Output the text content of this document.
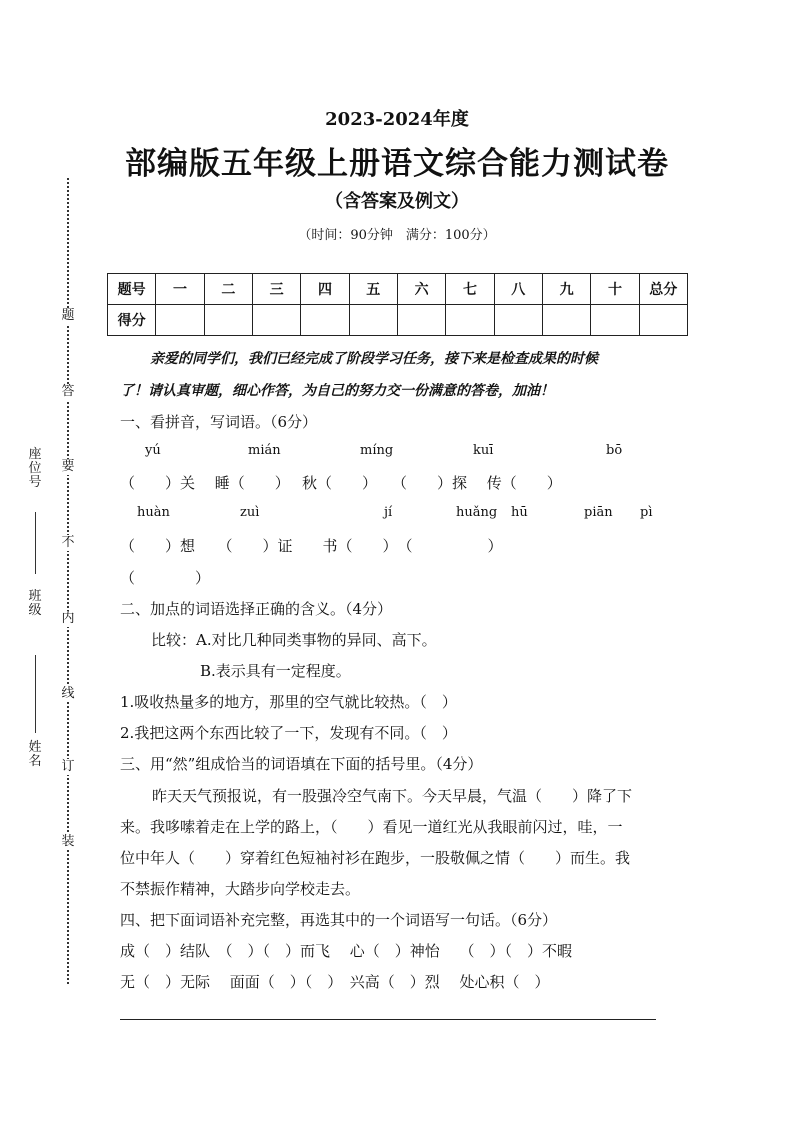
2023-2024年度
部编版五年级上册语文综合能力测试卷
（含答案及例文）
（时间：90分钟　满分：100分）
题
答
要
不
内
线
订
装
座位号
班级
姓名
题号	一	二	三	四	五	六	七	八	九	十	总分
得分											
亲爱的同学们，我们已经完成了阶段学习任务，接下来是检查成果的时候
了！请认真审题，细心作答，为自己的努力交一份满意的答卷，加油！
一、看拼音，写词语。（6分）
yú	mián	míng	kuī	bō
（　　）关　 睡（　　）　 秋（　　）　　（　　）探　 传（　　）
huàn	zuì	jí	huǎng hū	piān pì
（　　）想　　（　　）证　　书（　　）　（　　　　　）
（　　　　）
二、加点的词语选择正确的含义。（4分）
比较：A.对比几种同类事物的异同、高下。
B.表示具有一定程度。
1.吸收热量多的地方，那里的空气就比较热。（　）
2.我把这两个东西比较了一下，发现有不同。（　）
三、用“然”组成恰当的词语填在下面的括号里。（4分）
昨天天气预报说，有一股强冷空气南下。今天早晨，气温（　　）降了下
来。我哆嗦着走在上学的路上，（　　）看见一道红光从我眼前闪过，哇，一
位中年人（　　）穿着红色短袖衬衫在跑步，一股敬佩之情（　　）而生。我
不禁振作精神，大踏步向学校走去。
四、把下面词语补充完整，再选其中的一个词语写一句话。（6分）
成（　）结队　（　）（　）而飞　 心（　）神怡　 （　）（　）不暇
无（　）无际　 面面（　）（　）　兴高（　）烈　 处心积（　）
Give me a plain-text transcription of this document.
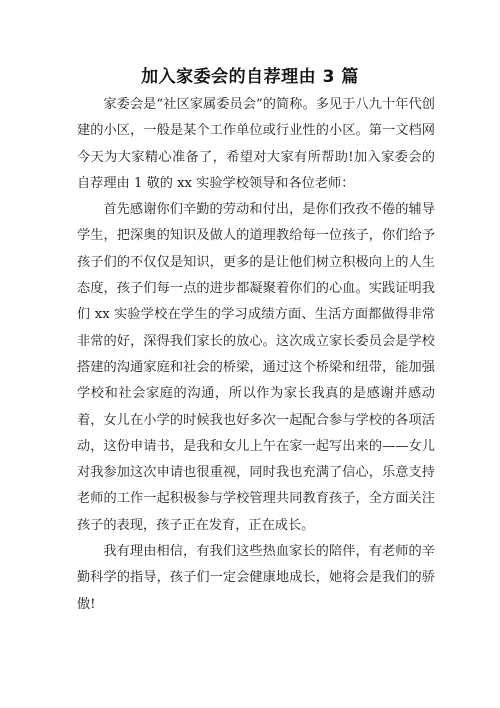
加入家委会的自荐理由 3 篇

家委会是“社区家属委员会”的简称。多见于八九十年代创建的小区，一般是某个工作单位或行业性的小区。第一文档网今天为大家精心准备了，希望对大家有所帮助!加入家委会的自荐理由 1 敬的 xx 实验学校领导和各位老师：

首先感谢你们辛勤的劳动和付出，是你们孜孜不倦的辅导学生，把深奥的知识及做人的道理教给每一位孩子，你们给予孩子们的不仅仅是知识，更多的是让他们树立积极向上的人生态度，孩子们每一点的进步都凝聚着你们的心血。实践证明我们 xx 实验学校在学生的学习成绩方面、生活方面都做得非常非常的好，深得我们家长的放心。这次成立家长委员会是学校搭建的沟通家庭和社会的桥梁，通过这个桥梁和纽带，能加强学校和社会家庭的沟通，所以作为家长我真的是感谢并感动着，女儿在小学的时候我也好多次一起配合参与学校的各项活动，这份申请书，是我和女儿上午在家一起写出来的——女儿对我参加这次申请也很重视，同时我也充满了信心，乐意支持老师的工作一起积极参与学校管理共同教育孩子，全方面关注孩子的表现，孩子正在发育，正在成长。

我有理由相信，有我们这些热血家长的陪伴，有老师的辛勤科学的指导，孩子们一定会健康地成长，她将会是我们的骄傲!
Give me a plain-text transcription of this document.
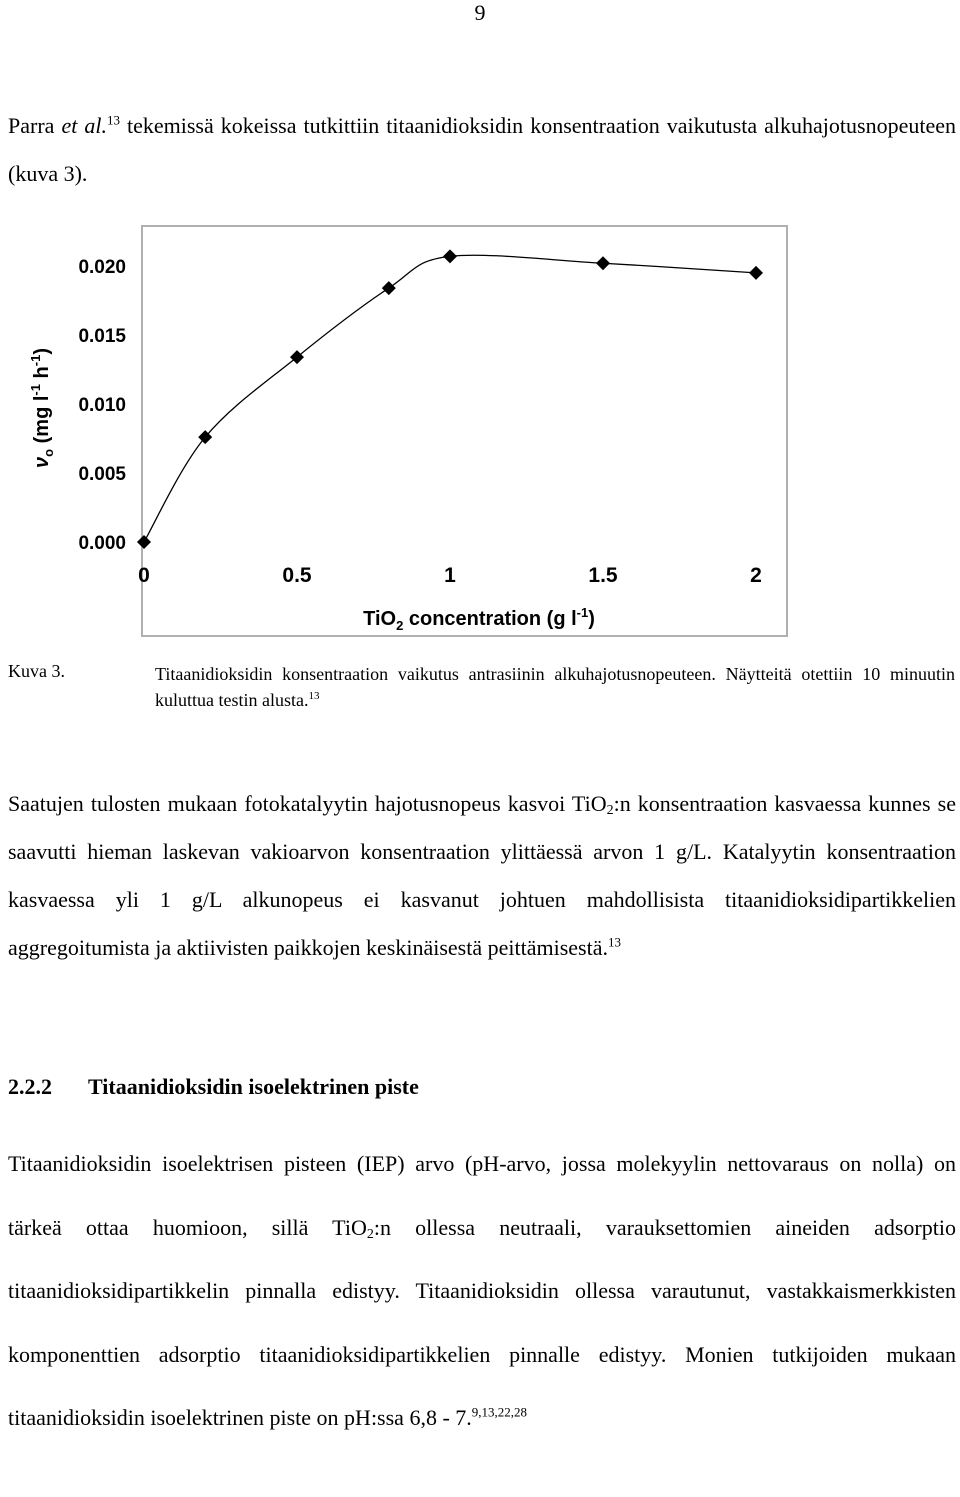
9

Parra et al.$^{13}$ tekemissä kokeissa tutkittiin titaanidioksidin konsentraation vaikutusta alkuhajotusnopeuteen (kuva 3).

0.000
0.005
0.010
0.015
0.020
0	0.5	1	1.5	2
TiO$_2$ concentration (g $l^{-1}$)
$\nu_o$ (mg $l^{-1}$ $h^{-1}$)
Kuva 3.	Titaanidioksidin konsentraation vaikutus antrasiinin alkuhajotusnopeuteen. Näytteitä otettiin 10 minuutin kuluttua testin alusta.$^{13}$

Saatujen tulosten mukaan fotokatalyytin hajotusnopeus kasvoi TiO$_2$:n konsentraation kasvaessa kunnes se saavutti hieman laskevan vakioarvon konsentraation ylittäessä arvon 1 g/L. Katalyytin konsentraation kasvaessa yli 1 g/L alkunopeus ei kasvanut johtuen mahdollisista titaanidioksidipartikkelien aggregoitumista ja aktiivisten paikkojen keskinäisestä peittämisestä.$^{13}$

2.2.2 Titaanidioksidin isoelektrinen piste

Titaanidioksidin isoelektrisen pisteen (IEP) arvo (pH-arvo, jossa molekyylin nettovaraus on nolla) on tärkeä ottaa huomioon, sillä TiO$_2$:n ollessa neutraali, varauksettomien aineiden adsorptio titaanidioksidipartikkelin pinnalla edistyy. Titaanidioksidin ollessa varautunut, vastakkaismerkkisten komponenttien adsorptio titaanidioksidipartikkelien pinnalle edistyy. Monien tutkijoiden mukaan titaanidioksidin isoelektrinen piste on pH:ssa 6,8 - 7.$^{9,13,22,28}$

* [AIM]: Restate the whole listing above exactly, except for its images.

* [SOLUTION]:
Output the text content of this document.
2023-2024年度
部编版五年级上册语文综合能力测试卷
（含答案及例文）
（时间：90分钟　满分：100分）
题
答
要
不
内
线
订
装
座位号
班级
姓名
题号	一	二	三	四	五	六	七	八	九	十	总分
得分											
亲爱的同学们，我们已经完成了阶段学习任务，接下来是检查成果的时候
了！请认真审题，细心作答，为自己的努力交一份满意的答卷，加油！
一、看拼音，写词语。（6分）
yú	mián	míng	kuī	bō
（　　）关　 睡（　　）　 秋（　　）　　（　　）探　 传（　　）
huàn	zuì	jí	huǎng hū	piān pì
（　　）想　　（　　）证　　书（　　）　（　　　　　）
（　　　　）
二、加点的词语选择正确的含义。（4分）
比较：A.对比几种同类事物的异同、高下。
B.表示具有一定程度。
1.吸收热量多的地方，那里的空气就比较热。（　）
2.我把这两个东西比较了一下，发现有不同。（　）
三、用“然”组成恰当的词语填在下面的括号里。（4分）
昨天天气预报说，有一股强冷空气南下。今天早晨，气温（　　）降了下
来。我哆嗦着走在上学的路上，（　　）看见一道红光从我眼前闪过，哇，一
位中年人（　　）穿着红色短袖衬衫在跑步，一股敬佩之情（　　）而生。我
不禁振作精神，大踏步向学校走去。
四、把下面词语补充完整，再选其中的一个词语写一句话。（6分）
成（　）结队　（　）（　）而飞　 心（　）神怡　 （　）（　）不暇
无（　）无际　 面面（　）（　）　兴高（　）烈　 处心积（　）
Give me a plain-text transcription of this document.
加入家委会的自荐理由 3 篇

家委会是“社区家属委员会”的简称。多见于八九十年代创建的小区，一般是某个工作单位或行业性的小区。第一文档网今天为大家精心准备了，希望对大家有所帮助!加入家委会的自荐理由 1 敬的 xx 实验学校领导和各位老师：

首先感谢你们辛勤的劳动和付出，是你们孜孜不倦的辅导学生，把深奥的知识及做人的道理教给每一位孩子，你们给予孩子们的不仅仅是知识，更多的是让他们树立积极向上的人生态度，孩子们每一点的进步都凝聚着你们的心血。实践证明我们 xx 实验学校在学生的学习成绩方面、生活方面都做得非常非常的好，深得我们家长的放心。这次成立家长委员会是学校搭建的沟通家庭和社会的桥梁，通过这个桥梁和纽带，能加强学校和社会家庭的沟通，所以作为家长我真的是感谢并感动着，女儿在小学的时候我也好多次一起配合参与学校的各项活动，这份申请书，是我和女儿上午在家一起写出来的——女儿对我参加这次申请也很重视，同时我也充满了信心，乐意支持老师的工作一起积极参与学校管理共同教育孩子，全方面关注孩子的表现，孩子正在发育，正在成长。

我有理由相信，有我们这些热血家长的陪伴，有老师的辛勤科学的指导，孩子们一定会健康地成长，她将会是我们的骄傲!
Give me a plain-text transcription of this document.
9

Parra et al.$^{13}$ tekemissä kokeissa tutkittiin titaanidioksidin konsentraation vaikutusta alkuhajotusnopeuteen (kuva 3).

0.000
0.005
0.010
0.015
0.020
0	0.5	1	1.5	2
TiO$_2$ concentration (g $l^{-1}$)
$\nu_o$ (mg $l^{-1}$ $h^{-1}$)
Kuva 3.	Titaanidioksidin konsentraation vaikutus antrasiinin alkuhajotusnopeuteen. Näytteitä otettiin 10 minuutin kuluttua testin alusta.$^{13}$

Saatujen tulosten mukaan fotokatalyytin hajotusnopeus kasvoi TiO$_2$:n konsentraation kasvaessa kunnes se saavutti hieman laskevan vakioarvon konsentraation ylittäessä arvon 1 g/L. Katalyytin konsentraation kasvaessa yli 1 g/L alkunopeus ei kasvanut johtuen mahdollisista titaanidioksidipartikkelien aggregoitumista ja aktiivisten paikkojen keskinäisestä peittämisestä.$^{13}$

2.2.2 Titaanidioksidin isoelektrinen piste

Titaanidioksidin isoelektrisen pisteen (IEP) arvo (pH-arvo, jossa molekyylin nettovaraus on nolla) on tärkeä ottaa huomioon, sillä TiO$_2$:n ollessa neutraali, varauksettomien aineiden adsorptio titaanidioksidipartikkelin pinnalla edistyy. Titaanidioksidin ollessa varautunut, vastakkaismerkkisten komponenttien adsorptio titaanidioksidipartikkelien pinnalle edistyy. Monien tutkijoiden mukaan titaanidioksidin isoelektrinen piste on pH:ssa 6,8 - 7.$^{9,13,22,28}$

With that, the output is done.